Figure contents as structured data
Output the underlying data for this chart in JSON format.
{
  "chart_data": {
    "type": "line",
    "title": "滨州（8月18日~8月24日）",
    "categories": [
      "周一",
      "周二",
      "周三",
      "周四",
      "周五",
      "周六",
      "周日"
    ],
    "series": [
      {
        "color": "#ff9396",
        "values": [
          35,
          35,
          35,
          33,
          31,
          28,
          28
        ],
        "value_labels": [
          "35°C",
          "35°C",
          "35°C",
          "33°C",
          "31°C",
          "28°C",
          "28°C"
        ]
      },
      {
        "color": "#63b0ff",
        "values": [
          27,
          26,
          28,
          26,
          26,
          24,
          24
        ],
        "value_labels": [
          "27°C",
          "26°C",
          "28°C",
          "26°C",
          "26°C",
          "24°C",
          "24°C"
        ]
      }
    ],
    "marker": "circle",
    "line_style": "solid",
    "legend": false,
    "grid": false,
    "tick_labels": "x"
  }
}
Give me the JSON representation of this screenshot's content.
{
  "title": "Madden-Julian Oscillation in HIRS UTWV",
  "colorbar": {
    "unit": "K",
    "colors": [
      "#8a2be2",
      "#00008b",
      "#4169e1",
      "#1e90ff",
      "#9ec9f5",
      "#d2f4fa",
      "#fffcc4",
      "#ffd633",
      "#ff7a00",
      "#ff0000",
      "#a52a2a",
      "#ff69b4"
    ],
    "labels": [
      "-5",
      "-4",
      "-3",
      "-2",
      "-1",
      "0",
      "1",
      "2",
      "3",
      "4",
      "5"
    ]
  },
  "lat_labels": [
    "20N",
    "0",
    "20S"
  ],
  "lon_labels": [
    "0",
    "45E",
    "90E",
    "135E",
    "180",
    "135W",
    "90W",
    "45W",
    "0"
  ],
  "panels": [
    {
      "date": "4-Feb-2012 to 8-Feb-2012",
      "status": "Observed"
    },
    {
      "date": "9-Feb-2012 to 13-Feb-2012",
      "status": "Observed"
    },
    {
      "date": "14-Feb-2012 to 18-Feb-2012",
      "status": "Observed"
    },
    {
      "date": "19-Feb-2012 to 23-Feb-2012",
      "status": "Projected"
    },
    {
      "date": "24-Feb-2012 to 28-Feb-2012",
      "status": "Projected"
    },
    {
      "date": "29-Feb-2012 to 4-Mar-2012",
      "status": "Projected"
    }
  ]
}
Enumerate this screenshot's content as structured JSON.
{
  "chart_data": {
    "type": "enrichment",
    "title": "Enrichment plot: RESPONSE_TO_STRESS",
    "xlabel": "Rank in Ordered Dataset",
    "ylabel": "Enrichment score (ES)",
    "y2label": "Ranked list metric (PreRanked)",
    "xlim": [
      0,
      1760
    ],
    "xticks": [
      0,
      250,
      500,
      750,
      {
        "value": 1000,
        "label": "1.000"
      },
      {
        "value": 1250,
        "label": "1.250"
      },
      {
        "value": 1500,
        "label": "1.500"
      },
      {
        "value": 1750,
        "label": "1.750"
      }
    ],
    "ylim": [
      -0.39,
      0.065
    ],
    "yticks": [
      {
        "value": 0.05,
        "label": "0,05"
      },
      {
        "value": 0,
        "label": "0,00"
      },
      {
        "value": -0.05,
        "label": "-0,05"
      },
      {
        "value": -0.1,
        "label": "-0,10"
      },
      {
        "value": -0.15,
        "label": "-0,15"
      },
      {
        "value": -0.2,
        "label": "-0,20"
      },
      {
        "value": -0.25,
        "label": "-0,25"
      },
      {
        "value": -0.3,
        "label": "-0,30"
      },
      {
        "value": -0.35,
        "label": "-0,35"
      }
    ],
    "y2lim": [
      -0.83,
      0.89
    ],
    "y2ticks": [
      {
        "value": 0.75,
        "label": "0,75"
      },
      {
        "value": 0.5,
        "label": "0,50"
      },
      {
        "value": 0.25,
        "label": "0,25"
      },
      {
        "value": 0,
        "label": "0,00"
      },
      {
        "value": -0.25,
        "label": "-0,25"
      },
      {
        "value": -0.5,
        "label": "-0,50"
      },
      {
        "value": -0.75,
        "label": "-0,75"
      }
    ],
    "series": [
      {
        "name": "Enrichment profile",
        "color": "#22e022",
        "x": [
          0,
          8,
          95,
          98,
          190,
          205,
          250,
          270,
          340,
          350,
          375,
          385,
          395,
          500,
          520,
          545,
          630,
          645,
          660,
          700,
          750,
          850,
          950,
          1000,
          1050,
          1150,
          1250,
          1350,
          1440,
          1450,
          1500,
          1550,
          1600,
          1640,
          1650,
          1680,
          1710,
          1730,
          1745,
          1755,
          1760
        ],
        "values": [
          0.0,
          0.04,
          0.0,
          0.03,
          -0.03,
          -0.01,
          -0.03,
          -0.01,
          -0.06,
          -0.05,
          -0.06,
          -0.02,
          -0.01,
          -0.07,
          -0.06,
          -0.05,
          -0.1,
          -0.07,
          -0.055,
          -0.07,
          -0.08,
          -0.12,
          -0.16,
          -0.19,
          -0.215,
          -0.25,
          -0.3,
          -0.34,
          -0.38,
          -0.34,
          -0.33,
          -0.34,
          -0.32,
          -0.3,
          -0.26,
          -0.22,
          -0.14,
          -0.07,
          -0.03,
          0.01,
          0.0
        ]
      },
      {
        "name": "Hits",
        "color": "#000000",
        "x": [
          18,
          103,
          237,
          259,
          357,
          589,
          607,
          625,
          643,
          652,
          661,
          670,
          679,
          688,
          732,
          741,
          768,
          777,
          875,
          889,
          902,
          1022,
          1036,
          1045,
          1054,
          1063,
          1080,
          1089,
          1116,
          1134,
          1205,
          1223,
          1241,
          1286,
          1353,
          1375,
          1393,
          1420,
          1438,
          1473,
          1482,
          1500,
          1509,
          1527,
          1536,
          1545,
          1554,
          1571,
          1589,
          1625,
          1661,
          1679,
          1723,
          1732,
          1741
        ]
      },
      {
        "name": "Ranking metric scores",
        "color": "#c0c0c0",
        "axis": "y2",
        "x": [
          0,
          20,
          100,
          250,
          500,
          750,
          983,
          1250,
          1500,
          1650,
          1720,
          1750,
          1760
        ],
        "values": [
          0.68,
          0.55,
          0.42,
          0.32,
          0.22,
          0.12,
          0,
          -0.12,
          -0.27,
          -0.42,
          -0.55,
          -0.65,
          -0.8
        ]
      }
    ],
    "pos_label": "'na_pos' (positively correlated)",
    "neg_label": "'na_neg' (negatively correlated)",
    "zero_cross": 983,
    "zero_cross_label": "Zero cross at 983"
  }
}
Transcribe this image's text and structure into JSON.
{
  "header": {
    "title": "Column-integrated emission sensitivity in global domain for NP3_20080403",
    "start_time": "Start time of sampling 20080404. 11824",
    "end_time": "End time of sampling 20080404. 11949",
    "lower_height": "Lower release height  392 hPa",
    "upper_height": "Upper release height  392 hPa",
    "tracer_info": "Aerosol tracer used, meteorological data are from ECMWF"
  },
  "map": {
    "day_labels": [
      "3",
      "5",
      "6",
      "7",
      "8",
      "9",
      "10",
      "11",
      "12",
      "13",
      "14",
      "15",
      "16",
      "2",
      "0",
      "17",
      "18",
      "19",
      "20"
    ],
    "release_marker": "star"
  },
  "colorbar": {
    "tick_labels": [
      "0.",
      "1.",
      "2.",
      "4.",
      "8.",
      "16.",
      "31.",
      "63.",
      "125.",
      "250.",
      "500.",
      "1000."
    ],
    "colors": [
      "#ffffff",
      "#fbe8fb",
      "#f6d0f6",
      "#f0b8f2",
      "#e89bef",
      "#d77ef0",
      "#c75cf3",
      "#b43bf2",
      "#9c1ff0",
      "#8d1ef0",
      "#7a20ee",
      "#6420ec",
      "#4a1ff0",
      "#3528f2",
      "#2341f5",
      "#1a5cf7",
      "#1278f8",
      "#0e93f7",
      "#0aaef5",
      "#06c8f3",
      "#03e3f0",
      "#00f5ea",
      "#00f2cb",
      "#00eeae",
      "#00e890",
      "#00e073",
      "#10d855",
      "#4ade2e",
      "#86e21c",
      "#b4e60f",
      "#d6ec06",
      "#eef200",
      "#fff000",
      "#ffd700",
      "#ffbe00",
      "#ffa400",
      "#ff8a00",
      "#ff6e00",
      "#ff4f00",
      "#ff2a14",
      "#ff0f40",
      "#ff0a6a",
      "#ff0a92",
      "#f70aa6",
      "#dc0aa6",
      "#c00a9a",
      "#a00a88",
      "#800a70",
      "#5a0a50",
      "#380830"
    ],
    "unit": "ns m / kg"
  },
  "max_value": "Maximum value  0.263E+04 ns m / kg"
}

What is being asked:
Identify each line in the records above that contains the word "screenshot", and copy it out in full.

Solution to this task:
Give me the JSON representation of this screenshot's content.
Enumerate this screenshot's content as structured JSON.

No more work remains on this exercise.